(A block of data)
##########
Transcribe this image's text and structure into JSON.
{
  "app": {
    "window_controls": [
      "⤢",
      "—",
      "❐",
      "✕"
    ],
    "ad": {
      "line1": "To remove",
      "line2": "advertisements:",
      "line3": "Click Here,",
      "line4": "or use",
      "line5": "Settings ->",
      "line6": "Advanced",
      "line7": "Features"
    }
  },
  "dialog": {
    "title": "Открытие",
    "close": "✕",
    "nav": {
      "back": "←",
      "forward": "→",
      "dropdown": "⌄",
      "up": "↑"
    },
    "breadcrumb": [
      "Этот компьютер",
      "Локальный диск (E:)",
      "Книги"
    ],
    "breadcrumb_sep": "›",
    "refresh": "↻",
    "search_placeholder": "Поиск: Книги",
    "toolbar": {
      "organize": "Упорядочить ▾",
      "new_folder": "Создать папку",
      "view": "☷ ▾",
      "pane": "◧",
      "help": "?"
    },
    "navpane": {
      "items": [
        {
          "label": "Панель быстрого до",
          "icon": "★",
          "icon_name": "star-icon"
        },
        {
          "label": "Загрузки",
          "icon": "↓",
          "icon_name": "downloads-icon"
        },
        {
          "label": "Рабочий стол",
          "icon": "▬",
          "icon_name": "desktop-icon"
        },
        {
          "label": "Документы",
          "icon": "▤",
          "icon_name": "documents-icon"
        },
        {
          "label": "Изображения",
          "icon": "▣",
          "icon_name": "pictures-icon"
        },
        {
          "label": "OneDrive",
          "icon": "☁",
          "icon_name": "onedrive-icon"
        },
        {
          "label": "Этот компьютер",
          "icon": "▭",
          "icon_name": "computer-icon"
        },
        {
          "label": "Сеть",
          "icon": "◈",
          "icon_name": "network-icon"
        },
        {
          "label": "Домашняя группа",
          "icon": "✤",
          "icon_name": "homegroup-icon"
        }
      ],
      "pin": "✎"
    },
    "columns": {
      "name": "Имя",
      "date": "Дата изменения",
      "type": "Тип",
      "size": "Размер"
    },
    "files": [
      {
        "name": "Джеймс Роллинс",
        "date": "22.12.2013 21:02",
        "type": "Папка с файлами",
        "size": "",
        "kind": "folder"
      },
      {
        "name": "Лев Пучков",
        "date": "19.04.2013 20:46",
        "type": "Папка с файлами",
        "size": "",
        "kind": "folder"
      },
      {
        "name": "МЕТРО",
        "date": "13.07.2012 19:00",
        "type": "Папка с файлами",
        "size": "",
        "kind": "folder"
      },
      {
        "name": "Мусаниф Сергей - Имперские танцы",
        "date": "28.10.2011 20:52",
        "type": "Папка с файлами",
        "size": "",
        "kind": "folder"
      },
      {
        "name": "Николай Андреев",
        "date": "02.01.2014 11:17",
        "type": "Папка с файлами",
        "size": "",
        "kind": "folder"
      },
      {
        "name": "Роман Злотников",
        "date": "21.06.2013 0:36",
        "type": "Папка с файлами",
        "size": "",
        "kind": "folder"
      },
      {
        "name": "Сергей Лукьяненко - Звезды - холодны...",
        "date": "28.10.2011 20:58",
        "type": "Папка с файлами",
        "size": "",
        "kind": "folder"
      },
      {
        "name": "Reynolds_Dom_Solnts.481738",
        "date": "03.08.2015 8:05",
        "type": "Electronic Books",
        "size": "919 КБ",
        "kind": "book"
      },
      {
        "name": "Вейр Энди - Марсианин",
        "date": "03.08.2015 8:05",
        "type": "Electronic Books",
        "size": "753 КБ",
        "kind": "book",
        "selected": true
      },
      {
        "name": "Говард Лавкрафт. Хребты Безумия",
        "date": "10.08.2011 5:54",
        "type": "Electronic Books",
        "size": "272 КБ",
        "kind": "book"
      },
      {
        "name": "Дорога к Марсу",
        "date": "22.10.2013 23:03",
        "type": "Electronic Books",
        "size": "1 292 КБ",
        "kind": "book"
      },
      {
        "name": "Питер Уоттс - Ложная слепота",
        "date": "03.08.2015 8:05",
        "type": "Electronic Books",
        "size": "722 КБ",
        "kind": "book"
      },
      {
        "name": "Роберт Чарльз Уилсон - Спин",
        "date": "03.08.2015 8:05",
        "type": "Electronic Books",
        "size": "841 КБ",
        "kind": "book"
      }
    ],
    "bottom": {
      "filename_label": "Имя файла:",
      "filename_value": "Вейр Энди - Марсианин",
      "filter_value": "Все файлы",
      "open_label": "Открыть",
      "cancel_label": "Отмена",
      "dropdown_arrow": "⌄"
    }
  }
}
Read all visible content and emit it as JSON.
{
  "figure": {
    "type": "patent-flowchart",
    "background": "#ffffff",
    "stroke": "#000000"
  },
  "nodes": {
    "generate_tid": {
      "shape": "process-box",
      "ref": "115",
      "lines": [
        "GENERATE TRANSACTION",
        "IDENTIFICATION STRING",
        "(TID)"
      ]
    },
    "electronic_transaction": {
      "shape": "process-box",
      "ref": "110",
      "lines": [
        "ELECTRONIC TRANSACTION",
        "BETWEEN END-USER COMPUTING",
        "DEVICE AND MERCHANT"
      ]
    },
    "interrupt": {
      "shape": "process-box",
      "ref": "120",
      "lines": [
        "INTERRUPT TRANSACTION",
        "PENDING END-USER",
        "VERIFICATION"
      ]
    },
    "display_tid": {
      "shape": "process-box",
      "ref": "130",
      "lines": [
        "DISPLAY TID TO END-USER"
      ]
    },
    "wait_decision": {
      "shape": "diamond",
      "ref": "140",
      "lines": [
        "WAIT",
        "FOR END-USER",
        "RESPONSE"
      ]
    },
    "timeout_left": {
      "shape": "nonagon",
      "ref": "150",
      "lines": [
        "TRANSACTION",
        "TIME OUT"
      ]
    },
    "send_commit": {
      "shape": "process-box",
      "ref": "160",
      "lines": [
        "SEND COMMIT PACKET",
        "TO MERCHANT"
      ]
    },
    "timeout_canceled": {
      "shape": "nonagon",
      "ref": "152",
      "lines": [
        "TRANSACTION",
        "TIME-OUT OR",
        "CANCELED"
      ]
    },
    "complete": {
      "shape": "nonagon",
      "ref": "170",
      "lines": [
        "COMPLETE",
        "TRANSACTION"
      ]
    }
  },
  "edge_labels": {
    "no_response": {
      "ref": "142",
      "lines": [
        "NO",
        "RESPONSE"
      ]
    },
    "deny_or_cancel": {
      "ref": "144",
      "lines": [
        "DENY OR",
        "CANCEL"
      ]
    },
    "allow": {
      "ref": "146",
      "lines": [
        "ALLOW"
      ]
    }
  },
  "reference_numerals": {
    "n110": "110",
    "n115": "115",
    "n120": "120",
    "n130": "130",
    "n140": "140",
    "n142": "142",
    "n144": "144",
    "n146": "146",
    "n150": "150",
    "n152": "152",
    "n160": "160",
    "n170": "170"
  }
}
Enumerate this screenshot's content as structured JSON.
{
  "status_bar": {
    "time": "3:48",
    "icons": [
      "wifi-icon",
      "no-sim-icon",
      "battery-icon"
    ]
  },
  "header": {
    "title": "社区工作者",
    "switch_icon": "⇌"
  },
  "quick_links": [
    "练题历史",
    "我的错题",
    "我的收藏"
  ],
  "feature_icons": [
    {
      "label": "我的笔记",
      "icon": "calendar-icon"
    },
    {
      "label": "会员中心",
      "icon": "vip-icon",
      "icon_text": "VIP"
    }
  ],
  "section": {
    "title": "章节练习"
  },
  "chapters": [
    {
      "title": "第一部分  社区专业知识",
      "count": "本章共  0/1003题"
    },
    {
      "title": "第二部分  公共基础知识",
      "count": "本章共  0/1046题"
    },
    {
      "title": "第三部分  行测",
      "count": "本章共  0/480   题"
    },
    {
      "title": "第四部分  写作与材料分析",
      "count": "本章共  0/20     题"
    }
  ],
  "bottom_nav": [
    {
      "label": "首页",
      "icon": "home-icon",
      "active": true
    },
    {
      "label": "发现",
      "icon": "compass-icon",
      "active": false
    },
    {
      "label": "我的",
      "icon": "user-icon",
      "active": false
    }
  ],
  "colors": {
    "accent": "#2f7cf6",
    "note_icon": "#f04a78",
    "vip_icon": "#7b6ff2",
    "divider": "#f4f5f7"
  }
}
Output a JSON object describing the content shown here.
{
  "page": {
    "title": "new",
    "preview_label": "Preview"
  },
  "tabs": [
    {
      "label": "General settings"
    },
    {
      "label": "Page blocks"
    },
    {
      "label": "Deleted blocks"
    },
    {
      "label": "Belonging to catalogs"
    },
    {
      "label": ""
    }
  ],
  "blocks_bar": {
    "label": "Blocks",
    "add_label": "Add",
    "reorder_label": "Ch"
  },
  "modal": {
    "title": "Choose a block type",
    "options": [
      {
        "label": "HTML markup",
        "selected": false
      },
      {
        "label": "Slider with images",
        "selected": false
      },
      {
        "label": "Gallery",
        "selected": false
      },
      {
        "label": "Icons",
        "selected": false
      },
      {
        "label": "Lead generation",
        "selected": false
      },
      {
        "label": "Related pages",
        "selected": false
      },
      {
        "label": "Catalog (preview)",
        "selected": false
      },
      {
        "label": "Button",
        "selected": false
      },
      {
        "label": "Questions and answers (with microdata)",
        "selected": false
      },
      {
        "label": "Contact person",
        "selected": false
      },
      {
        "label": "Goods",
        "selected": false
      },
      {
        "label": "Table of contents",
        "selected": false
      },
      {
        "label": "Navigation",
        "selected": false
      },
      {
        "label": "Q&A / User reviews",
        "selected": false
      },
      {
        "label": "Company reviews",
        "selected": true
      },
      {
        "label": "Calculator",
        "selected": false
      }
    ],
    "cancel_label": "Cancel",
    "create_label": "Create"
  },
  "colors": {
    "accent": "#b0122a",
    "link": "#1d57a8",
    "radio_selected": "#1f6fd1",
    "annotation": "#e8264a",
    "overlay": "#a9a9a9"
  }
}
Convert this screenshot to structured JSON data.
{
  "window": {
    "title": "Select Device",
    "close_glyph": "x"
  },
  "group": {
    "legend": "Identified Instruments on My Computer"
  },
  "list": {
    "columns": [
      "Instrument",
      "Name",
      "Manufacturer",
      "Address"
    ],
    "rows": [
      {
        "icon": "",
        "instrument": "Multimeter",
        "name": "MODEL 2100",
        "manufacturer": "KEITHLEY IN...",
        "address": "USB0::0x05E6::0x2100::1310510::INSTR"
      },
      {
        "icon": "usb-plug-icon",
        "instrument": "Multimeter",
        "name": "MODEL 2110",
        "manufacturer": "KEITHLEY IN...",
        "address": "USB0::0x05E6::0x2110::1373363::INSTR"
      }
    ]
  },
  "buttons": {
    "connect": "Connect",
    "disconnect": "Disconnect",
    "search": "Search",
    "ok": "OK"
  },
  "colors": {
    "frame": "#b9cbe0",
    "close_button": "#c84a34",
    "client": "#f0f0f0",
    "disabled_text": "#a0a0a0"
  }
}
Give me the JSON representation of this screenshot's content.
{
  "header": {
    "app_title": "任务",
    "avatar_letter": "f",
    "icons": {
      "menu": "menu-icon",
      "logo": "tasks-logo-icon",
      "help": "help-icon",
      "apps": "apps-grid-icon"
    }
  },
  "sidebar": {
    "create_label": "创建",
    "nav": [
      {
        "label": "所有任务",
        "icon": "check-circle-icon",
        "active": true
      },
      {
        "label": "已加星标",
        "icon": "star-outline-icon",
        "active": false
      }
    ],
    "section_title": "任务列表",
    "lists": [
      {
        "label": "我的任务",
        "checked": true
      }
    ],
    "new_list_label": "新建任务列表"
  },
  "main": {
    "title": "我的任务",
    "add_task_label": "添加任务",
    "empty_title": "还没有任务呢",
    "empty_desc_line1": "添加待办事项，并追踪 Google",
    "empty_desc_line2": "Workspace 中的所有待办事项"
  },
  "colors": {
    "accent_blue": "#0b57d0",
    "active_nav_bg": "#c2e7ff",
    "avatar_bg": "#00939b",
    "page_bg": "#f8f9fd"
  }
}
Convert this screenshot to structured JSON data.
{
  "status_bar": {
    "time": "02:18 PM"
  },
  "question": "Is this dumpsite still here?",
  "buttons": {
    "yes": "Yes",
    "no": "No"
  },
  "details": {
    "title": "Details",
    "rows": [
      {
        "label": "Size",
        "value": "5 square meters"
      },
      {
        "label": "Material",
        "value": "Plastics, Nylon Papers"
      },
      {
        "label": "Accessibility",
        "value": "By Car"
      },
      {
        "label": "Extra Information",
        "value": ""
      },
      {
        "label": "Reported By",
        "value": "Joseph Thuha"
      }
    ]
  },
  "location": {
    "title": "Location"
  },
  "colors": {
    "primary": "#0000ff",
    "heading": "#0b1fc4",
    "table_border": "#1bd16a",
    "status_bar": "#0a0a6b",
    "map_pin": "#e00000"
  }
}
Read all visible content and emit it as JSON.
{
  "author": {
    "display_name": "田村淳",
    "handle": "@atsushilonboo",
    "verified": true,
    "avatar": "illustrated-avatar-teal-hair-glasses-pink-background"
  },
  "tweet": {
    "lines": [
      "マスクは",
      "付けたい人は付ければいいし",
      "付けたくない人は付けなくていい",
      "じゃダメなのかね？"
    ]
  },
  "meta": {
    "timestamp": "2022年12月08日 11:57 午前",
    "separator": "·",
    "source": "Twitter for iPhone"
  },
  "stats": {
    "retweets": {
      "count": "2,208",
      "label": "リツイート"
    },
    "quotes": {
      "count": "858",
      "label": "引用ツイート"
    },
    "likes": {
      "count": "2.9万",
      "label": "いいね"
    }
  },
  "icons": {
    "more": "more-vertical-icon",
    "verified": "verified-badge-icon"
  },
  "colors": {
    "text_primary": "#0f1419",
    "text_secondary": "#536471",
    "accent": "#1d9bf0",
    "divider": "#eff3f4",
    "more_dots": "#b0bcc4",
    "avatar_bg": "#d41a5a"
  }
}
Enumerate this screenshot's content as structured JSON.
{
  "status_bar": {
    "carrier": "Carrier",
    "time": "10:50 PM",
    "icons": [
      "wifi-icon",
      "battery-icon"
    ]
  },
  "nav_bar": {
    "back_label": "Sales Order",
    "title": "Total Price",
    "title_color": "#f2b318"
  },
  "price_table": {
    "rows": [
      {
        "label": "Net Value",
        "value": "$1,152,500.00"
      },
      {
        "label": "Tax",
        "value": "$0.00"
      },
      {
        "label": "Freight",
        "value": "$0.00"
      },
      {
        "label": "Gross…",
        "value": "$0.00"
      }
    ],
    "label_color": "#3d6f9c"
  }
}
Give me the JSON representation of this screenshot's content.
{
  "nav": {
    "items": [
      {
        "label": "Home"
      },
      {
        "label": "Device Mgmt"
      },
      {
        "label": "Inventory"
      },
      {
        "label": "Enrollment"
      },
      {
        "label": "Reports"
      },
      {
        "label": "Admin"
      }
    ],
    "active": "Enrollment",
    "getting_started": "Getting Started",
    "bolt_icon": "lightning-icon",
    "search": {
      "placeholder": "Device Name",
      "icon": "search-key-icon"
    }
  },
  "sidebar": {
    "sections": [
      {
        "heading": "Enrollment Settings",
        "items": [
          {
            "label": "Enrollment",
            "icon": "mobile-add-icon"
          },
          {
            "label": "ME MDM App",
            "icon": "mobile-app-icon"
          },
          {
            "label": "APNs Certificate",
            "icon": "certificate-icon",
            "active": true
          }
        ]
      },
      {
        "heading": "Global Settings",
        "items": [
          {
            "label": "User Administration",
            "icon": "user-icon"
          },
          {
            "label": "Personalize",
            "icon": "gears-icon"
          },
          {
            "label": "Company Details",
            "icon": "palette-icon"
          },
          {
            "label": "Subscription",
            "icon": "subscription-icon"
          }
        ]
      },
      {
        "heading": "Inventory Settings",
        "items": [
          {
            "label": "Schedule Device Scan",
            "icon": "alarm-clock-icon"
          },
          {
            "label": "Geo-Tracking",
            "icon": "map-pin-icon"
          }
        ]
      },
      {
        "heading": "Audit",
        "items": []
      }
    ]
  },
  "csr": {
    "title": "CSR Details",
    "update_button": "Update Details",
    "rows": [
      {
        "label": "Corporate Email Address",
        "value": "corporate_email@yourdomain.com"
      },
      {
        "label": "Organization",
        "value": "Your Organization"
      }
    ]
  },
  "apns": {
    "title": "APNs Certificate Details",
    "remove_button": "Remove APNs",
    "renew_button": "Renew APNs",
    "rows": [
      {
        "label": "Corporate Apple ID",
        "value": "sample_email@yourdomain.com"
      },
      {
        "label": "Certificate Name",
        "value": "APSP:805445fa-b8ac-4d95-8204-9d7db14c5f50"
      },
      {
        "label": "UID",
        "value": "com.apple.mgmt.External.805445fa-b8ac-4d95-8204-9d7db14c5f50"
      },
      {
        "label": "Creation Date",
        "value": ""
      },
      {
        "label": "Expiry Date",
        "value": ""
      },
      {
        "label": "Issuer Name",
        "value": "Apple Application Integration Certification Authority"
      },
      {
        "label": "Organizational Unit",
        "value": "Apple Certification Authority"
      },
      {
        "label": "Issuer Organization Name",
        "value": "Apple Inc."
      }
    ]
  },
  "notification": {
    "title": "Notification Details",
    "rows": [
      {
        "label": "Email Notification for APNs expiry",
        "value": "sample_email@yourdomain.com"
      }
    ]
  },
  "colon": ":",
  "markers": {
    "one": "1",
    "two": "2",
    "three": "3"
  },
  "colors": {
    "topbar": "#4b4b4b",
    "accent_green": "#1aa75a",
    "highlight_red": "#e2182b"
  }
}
##########
_Set exercise_
Using the entries above, tally how many lines have the word "Issuer" in them; write the number and nothing more.

_Solved problem_
2